── Entries shown ──

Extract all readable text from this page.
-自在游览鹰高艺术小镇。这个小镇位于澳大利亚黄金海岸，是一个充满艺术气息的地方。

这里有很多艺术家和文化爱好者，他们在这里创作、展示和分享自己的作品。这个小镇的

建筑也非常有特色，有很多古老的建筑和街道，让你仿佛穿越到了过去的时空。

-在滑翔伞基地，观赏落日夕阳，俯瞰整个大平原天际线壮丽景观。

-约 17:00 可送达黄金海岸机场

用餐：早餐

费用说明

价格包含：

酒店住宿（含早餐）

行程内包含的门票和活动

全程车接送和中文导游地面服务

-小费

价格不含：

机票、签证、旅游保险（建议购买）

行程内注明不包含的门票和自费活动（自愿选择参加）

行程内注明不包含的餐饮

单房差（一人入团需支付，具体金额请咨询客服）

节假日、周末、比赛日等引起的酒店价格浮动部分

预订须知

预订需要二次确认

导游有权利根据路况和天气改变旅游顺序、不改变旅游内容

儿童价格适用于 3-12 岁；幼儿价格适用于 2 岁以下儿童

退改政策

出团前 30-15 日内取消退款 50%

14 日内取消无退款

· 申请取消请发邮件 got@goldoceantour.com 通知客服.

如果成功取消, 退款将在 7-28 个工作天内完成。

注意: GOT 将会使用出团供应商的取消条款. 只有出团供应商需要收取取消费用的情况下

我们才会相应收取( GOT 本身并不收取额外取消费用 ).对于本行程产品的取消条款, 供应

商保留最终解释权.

───
── Entries shown ──

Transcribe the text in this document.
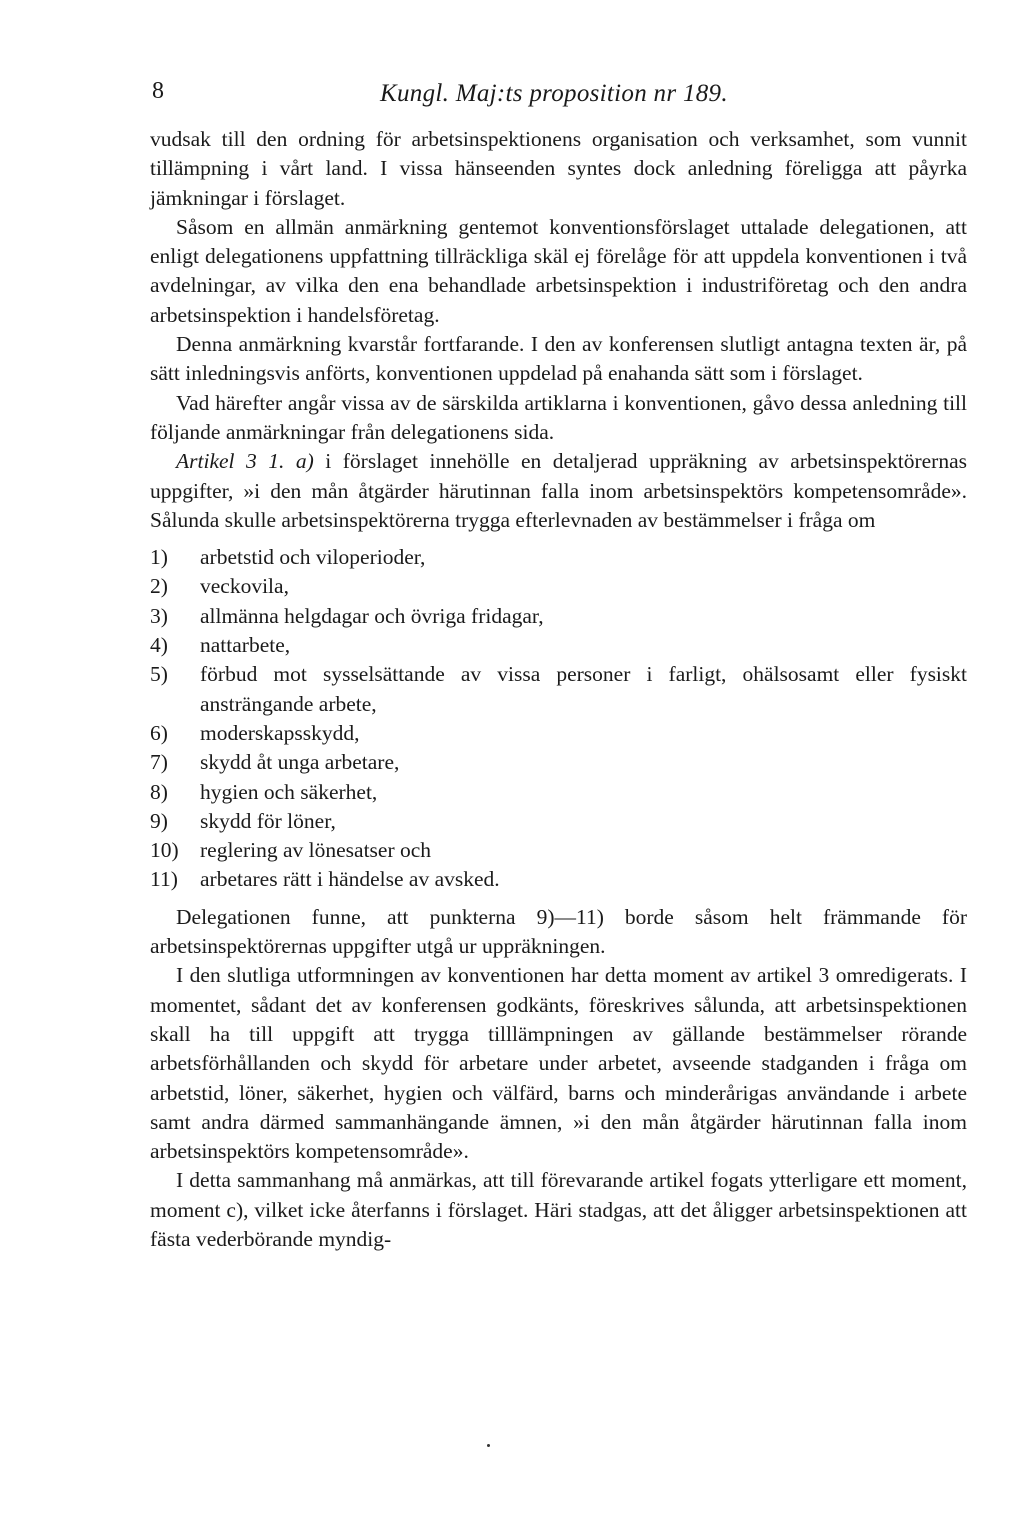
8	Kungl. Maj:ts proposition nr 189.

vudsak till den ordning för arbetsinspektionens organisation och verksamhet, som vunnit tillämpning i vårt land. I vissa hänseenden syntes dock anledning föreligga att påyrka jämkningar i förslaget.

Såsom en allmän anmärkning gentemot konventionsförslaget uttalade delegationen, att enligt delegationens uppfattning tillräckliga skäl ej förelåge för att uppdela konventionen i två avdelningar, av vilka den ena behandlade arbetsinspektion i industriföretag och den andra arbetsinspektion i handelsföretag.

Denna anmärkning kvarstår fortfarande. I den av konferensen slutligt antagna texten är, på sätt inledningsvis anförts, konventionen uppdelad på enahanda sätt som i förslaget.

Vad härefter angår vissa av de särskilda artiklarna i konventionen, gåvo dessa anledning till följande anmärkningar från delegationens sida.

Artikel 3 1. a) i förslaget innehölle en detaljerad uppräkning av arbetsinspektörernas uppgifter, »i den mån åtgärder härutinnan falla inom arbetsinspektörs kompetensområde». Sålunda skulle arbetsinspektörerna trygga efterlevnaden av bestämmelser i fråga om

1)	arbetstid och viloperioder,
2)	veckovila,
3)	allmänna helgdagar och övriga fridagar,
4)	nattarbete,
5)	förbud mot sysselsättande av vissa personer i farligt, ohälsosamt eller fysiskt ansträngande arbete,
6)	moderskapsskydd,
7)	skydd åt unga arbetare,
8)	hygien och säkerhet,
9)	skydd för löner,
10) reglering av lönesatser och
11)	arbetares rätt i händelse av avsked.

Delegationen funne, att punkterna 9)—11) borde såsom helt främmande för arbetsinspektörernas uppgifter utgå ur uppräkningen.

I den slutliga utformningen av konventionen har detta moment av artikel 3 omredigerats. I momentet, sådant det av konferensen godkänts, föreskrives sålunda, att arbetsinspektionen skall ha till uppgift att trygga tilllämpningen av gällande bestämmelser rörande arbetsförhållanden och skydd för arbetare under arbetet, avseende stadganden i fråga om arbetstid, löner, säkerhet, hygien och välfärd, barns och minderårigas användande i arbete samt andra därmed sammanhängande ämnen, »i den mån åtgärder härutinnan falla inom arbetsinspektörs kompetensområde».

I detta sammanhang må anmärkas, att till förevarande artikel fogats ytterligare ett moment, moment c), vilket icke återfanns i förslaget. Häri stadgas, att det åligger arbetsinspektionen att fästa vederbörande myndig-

───
── Entries shown ──

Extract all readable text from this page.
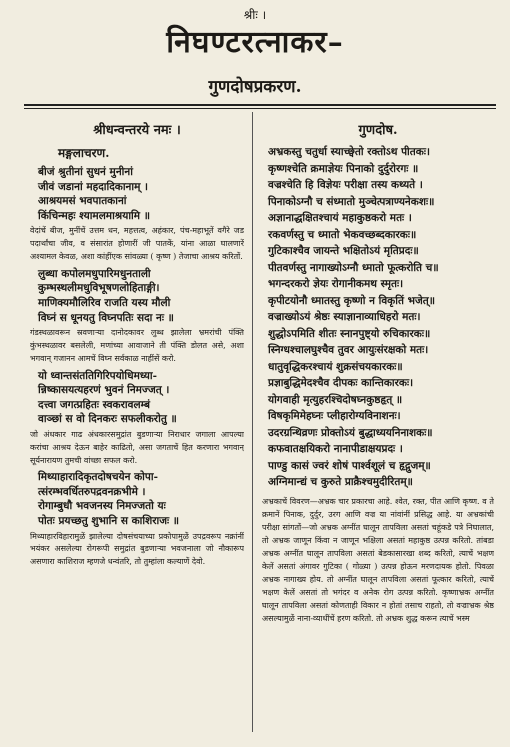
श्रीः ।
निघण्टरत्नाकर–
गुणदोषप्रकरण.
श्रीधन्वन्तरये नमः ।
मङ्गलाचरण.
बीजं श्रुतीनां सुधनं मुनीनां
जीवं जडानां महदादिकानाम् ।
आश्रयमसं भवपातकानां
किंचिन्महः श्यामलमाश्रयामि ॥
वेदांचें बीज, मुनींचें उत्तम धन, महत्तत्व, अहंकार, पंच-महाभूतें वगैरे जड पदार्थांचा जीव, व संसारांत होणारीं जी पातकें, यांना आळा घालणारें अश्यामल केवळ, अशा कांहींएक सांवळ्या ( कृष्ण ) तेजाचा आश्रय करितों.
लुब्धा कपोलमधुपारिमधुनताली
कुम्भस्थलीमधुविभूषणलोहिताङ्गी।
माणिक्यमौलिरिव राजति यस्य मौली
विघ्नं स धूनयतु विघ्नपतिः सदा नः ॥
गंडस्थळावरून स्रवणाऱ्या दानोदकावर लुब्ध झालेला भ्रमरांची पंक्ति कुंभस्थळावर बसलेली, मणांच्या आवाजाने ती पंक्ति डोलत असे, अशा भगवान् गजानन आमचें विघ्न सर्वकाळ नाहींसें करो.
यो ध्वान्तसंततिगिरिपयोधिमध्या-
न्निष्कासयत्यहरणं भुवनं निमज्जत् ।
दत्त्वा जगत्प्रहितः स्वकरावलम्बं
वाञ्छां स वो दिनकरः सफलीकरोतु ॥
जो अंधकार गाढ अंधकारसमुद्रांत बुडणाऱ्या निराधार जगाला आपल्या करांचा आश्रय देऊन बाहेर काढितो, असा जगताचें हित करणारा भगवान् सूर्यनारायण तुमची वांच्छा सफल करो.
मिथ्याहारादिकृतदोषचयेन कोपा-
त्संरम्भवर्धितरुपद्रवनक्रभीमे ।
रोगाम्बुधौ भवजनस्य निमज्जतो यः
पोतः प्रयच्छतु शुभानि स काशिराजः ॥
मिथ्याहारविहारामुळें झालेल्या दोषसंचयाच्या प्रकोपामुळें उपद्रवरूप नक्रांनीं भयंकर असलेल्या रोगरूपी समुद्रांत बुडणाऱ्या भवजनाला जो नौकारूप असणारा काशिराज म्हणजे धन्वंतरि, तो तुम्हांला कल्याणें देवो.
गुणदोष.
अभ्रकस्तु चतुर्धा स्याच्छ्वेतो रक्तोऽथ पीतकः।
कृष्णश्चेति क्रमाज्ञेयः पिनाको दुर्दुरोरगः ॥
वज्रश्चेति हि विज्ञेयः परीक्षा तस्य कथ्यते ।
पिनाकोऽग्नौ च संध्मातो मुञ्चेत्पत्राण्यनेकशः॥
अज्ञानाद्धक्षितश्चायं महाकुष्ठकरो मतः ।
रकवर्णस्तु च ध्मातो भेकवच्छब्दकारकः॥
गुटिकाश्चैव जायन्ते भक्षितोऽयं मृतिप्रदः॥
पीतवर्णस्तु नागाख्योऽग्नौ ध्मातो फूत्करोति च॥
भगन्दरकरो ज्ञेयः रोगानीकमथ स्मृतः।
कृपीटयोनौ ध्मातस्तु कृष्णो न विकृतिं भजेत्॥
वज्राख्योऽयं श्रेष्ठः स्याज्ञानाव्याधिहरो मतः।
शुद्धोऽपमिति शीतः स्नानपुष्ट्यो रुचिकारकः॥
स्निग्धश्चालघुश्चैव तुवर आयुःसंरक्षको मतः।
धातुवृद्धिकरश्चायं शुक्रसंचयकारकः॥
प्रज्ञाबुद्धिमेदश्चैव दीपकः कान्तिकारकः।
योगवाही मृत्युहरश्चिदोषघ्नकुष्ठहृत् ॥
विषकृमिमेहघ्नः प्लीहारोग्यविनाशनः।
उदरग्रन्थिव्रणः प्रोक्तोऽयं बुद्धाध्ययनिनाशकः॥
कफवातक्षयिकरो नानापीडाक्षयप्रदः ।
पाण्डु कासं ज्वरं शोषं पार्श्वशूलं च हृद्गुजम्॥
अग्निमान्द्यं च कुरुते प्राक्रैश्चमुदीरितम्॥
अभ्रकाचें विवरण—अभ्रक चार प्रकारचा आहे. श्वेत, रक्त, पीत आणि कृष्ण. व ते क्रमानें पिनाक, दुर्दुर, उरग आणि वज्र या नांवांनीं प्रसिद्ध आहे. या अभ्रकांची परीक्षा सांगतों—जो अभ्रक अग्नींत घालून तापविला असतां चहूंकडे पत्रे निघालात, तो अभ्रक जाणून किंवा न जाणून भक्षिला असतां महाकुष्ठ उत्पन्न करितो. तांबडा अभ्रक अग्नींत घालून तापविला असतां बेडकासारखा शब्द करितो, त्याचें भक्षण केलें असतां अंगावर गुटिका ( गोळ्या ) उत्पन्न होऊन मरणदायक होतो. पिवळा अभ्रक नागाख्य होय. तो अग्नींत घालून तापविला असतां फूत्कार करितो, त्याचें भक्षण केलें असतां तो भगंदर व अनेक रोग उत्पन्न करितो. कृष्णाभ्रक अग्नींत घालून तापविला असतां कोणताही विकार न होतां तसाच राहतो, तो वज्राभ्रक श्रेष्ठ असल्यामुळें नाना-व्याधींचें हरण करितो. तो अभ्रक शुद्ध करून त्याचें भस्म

───

Written request => List the lines of the material in which the word "falla" occurs.

Problem solution =>
Artikel 3 1. a) i förslaget innehölle en detaljerad uppräkning av arbetsinspektörernas uppgifter, »i den mån åtgärder härutinnan falla inom arbetsinspektörs kompetensområde». Sålunda skulle arbetsinspektörerna trygga efterlevnaden av bestämmelser i fråga om
I den slutliga utformningen av konventionen har detta moment av artikel 3 omredigerats. I momentet, sådant det av konferensen godkänts, föreskrives sålunda, att arbetsinspektionen skall ha till uppgift att trygga tilllämpningen av gällande bestämmelser rörande arbetsförhållanden och skydd för arbetare under arbetet, avseende stadganden i fråga om arbetstid, löner, säkerhet, hygien och välfärd, barns och minderårigas användande i arbete samt andra därmed sammanhängande ämnen, »i den mån åtgärder härutinnan falla inom arbetsinspektörs kompetensområde».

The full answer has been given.